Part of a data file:
>>>
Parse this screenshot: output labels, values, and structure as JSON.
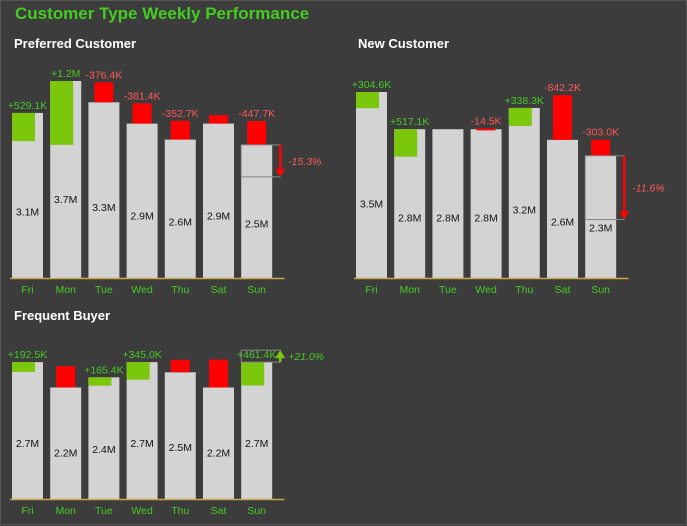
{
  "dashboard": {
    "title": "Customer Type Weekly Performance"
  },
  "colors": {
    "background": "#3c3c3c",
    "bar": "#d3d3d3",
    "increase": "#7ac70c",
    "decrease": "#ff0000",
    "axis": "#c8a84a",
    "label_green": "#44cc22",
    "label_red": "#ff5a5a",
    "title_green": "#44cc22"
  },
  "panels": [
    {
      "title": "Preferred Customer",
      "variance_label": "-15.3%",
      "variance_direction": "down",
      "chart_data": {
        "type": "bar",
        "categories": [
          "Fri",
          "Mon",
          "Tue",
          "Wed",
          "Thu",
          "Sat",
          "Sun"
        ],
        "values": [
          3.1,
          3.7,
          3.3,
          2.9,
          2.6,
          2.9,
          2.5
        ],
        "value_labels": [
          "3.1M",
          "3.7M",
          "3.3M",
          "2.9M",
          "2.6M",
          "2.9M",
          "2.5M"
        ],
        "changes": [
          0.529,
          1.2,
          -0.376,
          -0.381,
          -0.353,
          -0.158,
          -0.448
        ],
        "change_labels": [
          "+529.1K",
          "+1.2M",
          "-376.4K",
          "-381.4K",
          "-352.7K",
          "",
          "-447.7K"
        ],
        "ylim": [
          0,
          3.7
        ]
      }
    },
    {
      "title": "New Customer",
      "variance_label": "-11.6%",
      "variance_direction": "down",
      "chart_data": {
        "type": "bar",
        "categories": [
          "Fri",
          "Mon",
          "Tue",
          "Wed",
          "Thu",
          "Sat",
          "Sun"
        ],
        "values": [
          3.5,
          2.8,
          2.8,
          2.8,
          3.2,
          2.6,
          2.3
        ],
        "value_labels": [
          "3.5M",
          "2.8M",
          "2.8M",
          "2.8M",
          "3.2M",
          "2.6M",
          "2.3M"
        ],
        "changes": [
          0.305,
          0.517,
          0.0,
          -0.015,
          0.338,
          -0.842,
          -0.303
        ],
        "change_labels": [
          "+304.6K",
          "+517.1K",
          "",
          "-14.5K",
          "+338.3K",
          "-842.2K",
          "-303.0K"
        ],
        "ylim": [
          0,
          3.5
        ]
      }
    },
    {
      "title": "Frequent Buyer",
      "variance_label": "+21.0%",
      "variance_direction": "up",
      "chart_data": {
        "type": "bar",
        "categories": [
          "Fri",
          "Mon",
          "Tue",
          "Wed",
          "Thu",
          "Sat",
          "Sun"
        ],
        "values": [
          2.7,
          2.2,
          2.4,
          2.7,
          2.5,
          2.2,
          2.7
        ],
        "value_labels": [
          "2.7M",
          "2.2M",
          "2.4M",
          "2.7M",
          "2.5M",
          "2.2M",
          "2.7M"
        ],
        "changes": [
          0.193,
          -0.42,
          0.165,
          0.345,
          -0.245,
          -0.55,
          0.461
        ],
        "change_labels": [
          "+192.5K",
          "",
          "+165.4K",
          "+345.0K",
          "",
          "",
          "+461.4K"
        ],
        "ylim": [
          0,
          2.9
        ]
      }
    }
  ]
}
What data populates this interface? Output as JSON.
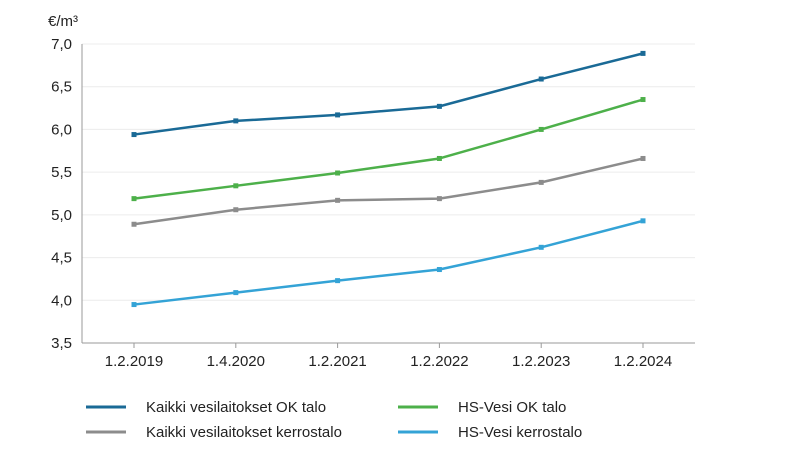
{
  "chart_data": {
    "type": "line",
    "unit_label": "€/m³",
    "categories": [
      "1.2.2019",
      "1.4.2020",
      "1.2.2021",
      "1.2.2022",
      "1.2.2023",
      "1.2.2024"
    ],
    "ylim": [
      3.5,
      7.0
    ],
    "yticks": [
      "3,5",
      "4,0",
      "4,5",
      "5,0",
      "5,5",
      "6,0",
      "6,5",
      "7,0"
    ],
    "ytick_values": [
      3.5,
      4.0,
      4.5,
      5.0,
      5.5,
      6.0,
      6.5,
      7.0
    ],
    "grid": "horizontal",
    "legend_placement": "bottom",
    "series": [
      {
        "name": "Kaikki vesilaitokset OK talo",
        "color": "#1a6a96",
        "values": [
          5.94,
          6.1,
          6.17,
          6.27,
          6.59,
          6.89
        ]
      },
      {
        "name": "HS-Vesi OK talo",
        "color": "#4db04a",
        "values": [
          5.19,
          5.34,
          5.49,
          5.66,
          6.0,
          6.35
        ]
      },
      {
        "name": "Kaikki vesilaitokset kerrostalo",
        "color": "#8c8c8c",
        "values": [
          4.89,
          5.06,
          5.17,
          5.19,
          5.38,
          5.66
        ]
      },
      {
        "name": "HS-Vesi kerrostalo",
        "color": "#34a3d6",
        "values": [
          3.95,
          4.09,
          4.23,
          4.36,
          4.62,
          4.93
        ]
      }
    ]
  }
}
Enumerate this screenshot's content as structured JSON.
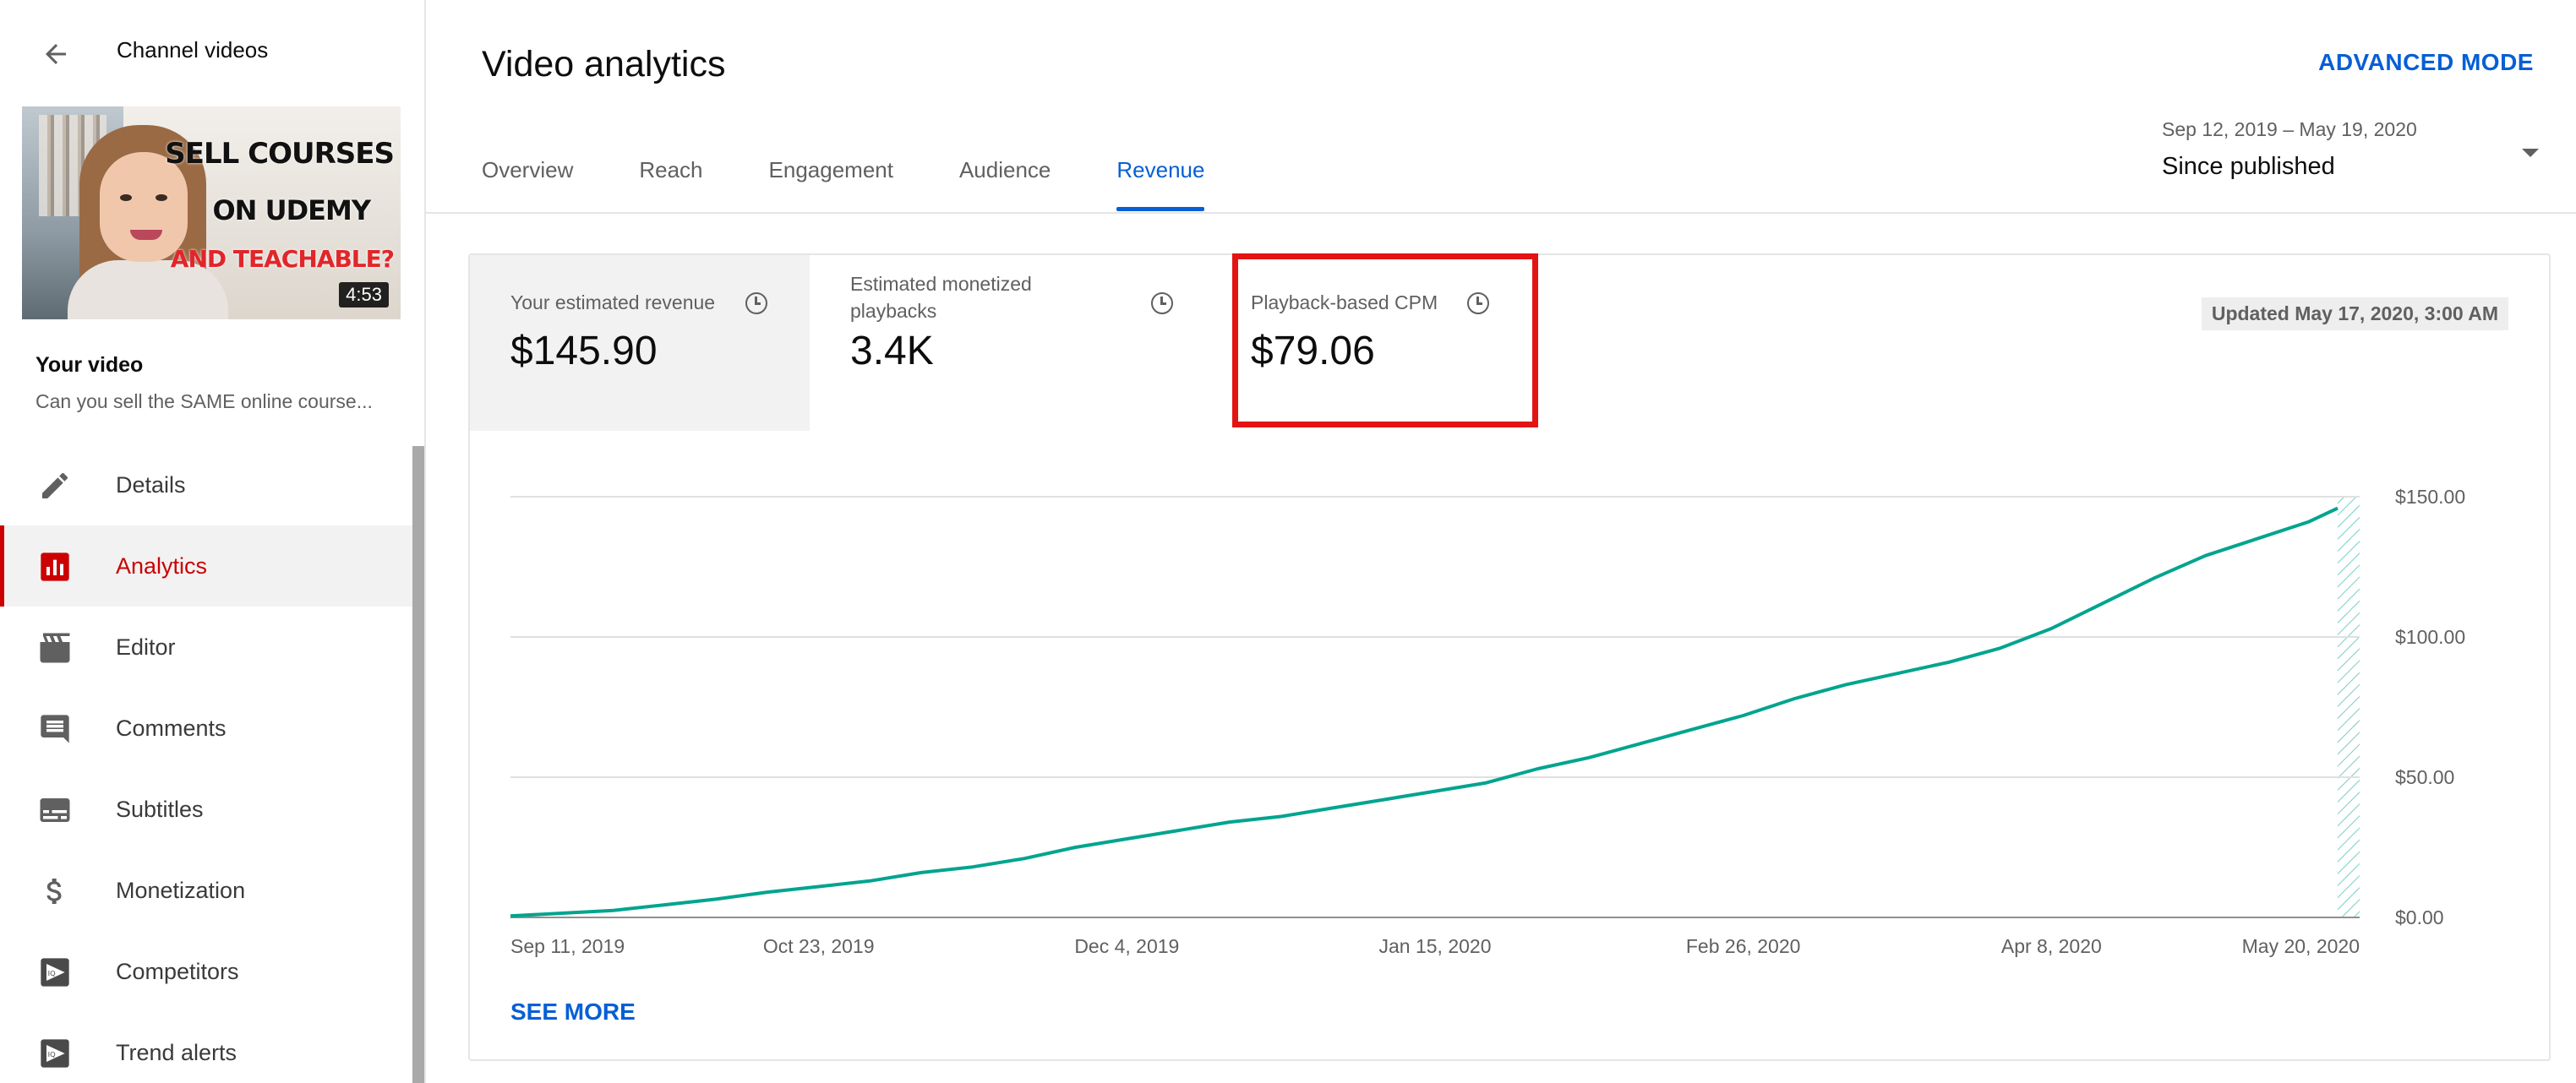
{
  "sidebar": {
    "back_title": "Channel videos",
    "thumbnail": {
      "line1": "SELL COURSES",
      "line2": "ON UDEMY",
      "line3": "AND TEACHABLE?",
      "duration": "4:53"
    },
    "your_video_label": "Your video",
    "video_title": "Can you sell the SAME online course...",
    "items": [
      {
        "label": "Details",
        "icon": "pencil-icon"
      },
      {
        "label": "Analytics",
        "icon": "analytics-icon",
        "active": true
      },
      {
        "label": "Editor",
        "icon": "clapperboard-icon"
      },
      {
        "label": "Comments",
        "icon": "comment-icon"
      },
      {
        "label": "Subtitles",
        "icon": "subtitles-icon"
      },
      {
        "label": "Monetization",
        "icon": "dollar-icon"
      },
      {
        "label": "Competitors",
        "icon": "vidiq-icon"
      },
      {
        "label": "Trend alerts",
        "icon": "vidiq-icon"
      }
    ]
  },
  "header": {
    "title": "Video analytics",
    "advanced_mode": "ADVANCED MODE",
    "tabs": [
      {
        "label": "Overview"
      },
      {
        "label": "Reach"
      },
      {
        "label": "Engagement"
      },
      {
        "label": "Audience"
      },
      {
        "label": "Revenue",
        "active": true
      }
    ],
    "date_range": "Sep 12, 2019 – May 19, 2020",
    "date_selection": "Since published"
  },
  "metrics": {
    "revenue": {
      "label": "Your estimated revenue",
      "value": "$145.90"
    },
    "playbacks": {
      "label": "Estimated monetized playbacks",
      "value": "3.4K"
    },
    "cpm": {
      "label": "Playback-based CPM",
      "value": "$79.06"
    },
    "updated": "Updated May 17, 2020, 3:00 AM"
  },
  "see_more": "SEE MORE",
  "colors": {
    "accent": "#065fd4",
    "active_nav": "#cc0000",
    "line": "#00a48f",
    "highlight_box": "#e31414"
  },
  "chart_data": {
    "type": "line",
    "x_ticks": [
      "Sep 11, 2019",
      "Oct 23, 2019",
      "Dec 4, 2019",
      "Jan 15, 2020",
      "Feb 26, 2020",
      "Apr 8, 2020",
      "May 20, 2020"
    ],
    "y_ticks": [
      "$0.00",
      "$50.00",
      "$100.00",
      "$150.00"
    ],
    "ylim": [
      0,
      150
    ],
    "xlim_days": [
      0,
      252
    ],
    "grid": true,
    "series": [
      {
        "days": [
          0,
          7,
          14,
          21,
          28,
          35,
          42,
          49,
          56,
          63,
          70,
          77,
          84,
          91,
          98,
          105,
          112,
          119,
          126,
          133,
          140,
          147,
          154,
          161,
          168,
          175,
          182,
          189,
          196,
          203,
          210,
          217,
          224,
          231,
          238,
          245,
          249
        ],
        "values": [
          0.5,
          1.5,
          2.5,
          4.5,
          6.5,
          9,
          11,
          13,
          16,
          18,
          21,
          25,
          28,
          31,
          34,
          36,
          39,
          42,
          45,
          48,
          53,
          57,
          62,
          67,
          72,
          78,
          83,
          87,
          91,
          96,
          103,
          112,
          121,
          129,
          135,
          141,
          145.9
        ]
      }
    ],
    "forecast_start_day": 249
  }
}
<<<
Objective: Copy each line in full and exactly, omitting any picture.

Result:
Parse this screenshot: output labels, values, and structure as JSON.
{
  "dashboard": {
    "title": "Customer Type Weekly Performance"
  },
  "colors": {
    "background": "#3c3c3c",
    "bar": "#d3d3d3",
    "increase": "#7ac70c",
    "decrease": "#ff0000",
    "axis": "#c8a84a",
    "label_green": "#44cc22",
    "label_red": "#ff5a5a",
    "title_green": "#44cc22"
  },
  "panels": [
    {
      "title": "Preferred Customer",
      "variance_label": "-15.3%",
      "variance_direction": "down",
      "chart_data": {
        "type": "bar",
        "categories": [
          "Fri",
          "Mon",
          "Tue",
          "Wed",
          "Thu",
          "Sat",
          "Sun"
        ],
        "values": [
          3.1,
          3.7,
          3.3,
          2.9,
          2.6,
          2.9,
          2.5
        ],
        "value_labels": [
          "3.1M",
          "3.7M",
          "3.3M",
          "2.9M",
          "2.6M",
          "2.9M",
          "2.5M"
        ],
        "changes": [
          0.529,
          1.2,
          -0.376,
          -0.381,
          -0.353,
          -0.158,
          -0.448
        ],
        "change_labels": [
          "+529.1K",
          "+1.2M",
          "-376.4K",
          "-381.4K",
          "-352.7K",
          "",
          "-447.7K"
        ],
        "ylim": [
          0,
          3.7
        ]
      }
    },
    {
      "title": "New Customer",
      "variance_label": "-11.6%",
      "variance_direction": "down",
      "chart_data": {
        "type": "bar",
        "categories": [
          "Fri",
          "Mon",
          "Tue",
          "Wed",
          "Thu",
          "Sat",
          "Sun"
        ],
        "values": [
          3.5,
          2.8,
          2.8,
          2.8,
          3.2,
          2.6,
          2.3
        ],
        "value_labels": [
          "3.5M",
          "2.8M",
          "2.8M",
          "2.8M",
          "3.2M",
          "2.6M",
          "2.3M"
        ],
        "changes": [
          0.305,
          0.517,
          0.0,
          -0.015,
          0.338,
          -0.842,
          -0.303
        ],
        "change_labels": [
          "+304.6K",
          "+517.1K",
          "",
          "-14.5K",
          "+338.3K",
          "-842.2K",
          "-303.0K"
        ],
        "ylim": [
          0,
          3.5
        ]
      }
    },
    {
      "title": "Frequent Buyer",
      "variance_label": "+21.0%",
      "variance_direction": "up",
      "chart_data": {
        "type": "bar",
        "categories": [
          "Fri",
          "Mon",
          "Tue",
          "Wed",
          "Thu",
          "Sat",
          "Sun"
        ],
        "values": [
          2.7,
          2.2,
          2.4,
          2.7,
          2.5,
          2.2,
          2.7
        ],
        "value_labels": [
          "2.7M",
          "2.2M",
          "2.4M",
          "2.7M",
          "2.5M",
          "2.2M",
          "2.7M"
        ],
        "changes": [
          0.193,
          -0.42,
          0.165,
          0.345,
          -0.245,
          -0.55,
          0.461
        ],
        "change_labels": [
          "+192.5K",
          "",
          "+165.4K",
          "+345.0K",
          "",
          "",
          "+461.4K"
        ],
        "ylim": [
          0,
          2.9
        ]
      }
    }
  ]
}
What data populates this interface? Output as JSON.
{
  "chart_data": {
    "type": "line",
    "unit_label": "€/m³",
    "categories": [
      "1.2.2019",
      "1.4.2020",
      "1.2.2021",
      "1.2.2022",
      "1.2.2023",
      "1.2.2024"
    ],
    "ylim": [
      3.5,
      7.0
    ],
    "yticks": [
      "3,5",
      "4,0",
      "4,5",
      "5,0",
      "5,5",
      "6,0",
      "6,5",
      "7,0"
    ],
    "ytick_values": [
      3.5,
      4.0,
      4.5,
      5.0,
      5.5,
      6.0,
      6.5,
      7.0
    ],
    "grid": "horizontal",
    "legend_placement": "bottom",
    "series": [
      {
        "name": "Kaikki vesilaitokset OK talo",
        "color": "#1a6a96",
        "values": [
          5.94,
          6.1,
          6.17,
          6.27,
          6.59,
          6.89
        ]
      },
      {
        "name": "HS-Vesi OK talo",
        "color": "#4db04a",
        "values": [
          5.19,
          5.34,
          5.49,
          5.66,
          6.0,
          6.35
        ]
      },
      {
        "name": "Kaikki vesilaitokset kerrostalo",
        "color": "#8c8c8c",
        "values": [
          4.89,
          5.06,
          5.17,
          5.19,
          5.38,
          5.66
        ]
      },
      {
        "name": "HS-Vesi kerrostalo",
        "color": "#34a3d6",
        "values": [
          3.95,
          4.09,
          4.23,
          4.36,
          4.62,
          4.93
        ]
      }
    ]
  }
}
Enumerate this screenshot's content as structured JSON.
{
  "sidebar": {
    "back_title": "Channel videos",
    "thumbnail": {
      "line1": "SELL COURSES",
      "line2": "ON UDEMY",
      "line3": "AND TEACHABLE?",
      "duration": "4:53"
    },
    "your_video_label": "Your video",
    "video_title": "Can you sell the SAME online course...",
    "items": [
      {
        "label": "Details",
        "icon": "pencil-icon"
      },
      {
        "label": "Analytics",
        "icon": "analytics-icon",
        "active": true
      },
      {
        "label": "Editor",
        "icon": "clapperboard-icon"
      },
      {
        "label": "Comments",
        "icon": "comment-icon"
      },
      {
        "label": "Subtitles",
        "icon": "subtitles-icon"
      },
      {
        "label": "Monetization",
        "icon": "dollar-icon"
      },
      {
        "label": "Competitors",
        "icon": "vidiq-icon"
      },
      {
        "label": "Trend alerts",
        "icon": "vidiq-icon"
      }
    ]
  },
  "header": {
    "title": "Video analytics",
    "advanced_mode": "ADVANCED MODE",
    "tabs": [
      {
        "label": "Overview"
      },
      {
        "label": "Reach"
      },
      {
        "label": "Engagement"
      },
      {
        "label": "Audience"
      },
      {
        "label": "Revenue",
        "active": true
      }
    ],
    "date_range": "Sep 12, 2019 – May 19, 2020",
    "date_selection": "Since published"
  },
  "metrics": {
    "revenue": {
      "label": "Your estimated revenue",
      "value": "$145.90"
    },
    "playbacks": {
      "label": "Estimated monetized playbacks",
      "value": "3.4K"
    },
    "cpm": {
      "label": "Playback-based CPM",
      "value": "$79.06"
    },
    "updated": "Updated May 17, 2020, 3:00 AM"
  },
  "see_more": "SEE MORE",
  "colors": {
    "accent": "#065fd4",
    "active_nav": "#cc0000",
    "line": "#00a48f",
    "highlight_box": "#e31414"
  },
  "chart_data": {
    "type": "line",
    "x_ticks": [
      "Sep 11, 2019",
      "Oct 23, 2019",
      "Dec 4, 2019",
      "Jan 15, 2020",
      "Feb 26, 2020",
      "Apr 8, 2020",
      "May 20, 2020"
    ],
    "y_ticks": [
      "$0.00",
      "$50.00",
      "$100.00",
      "$150.00"
    ],
    "ylim": [
      0,
      150
    ],
    "xlim_days": [
      0,
      252
    ],
    "grid": true,
    "series": [
      {
        "days": [
          0,
          7,
          14,
          21,
          28,
          35,
          42,
          49,
          56,
          63,
          70,
          77,
          84,
          91,
          98,
          105,
          112,
          119,
          126,
          133,
          140,
          147,
          154,
          161,
          168,
          175,
          182,
          189,
          196,
          203,
          210,
          217,
          224,
          231,
          238,
          245,
          249
        ],
        "values": [
          0.5,
          1.5,
          2.5,
          4.5,
          6.5,
          9,
          11,
          13,
          16,
          18,
          21,
          25,
          28,
          31,
          34,
          36,
          39,
          42,
          45,
          48,
          53,
          57,
          62,
          67,
          72,
          78,
          83,
          87,
          91,
          96,
          103,
          112,
          121,
          129,
          135,
          141,
          145.9
        ]
      }
    ],
    "forecast_start_day": 249
  }
}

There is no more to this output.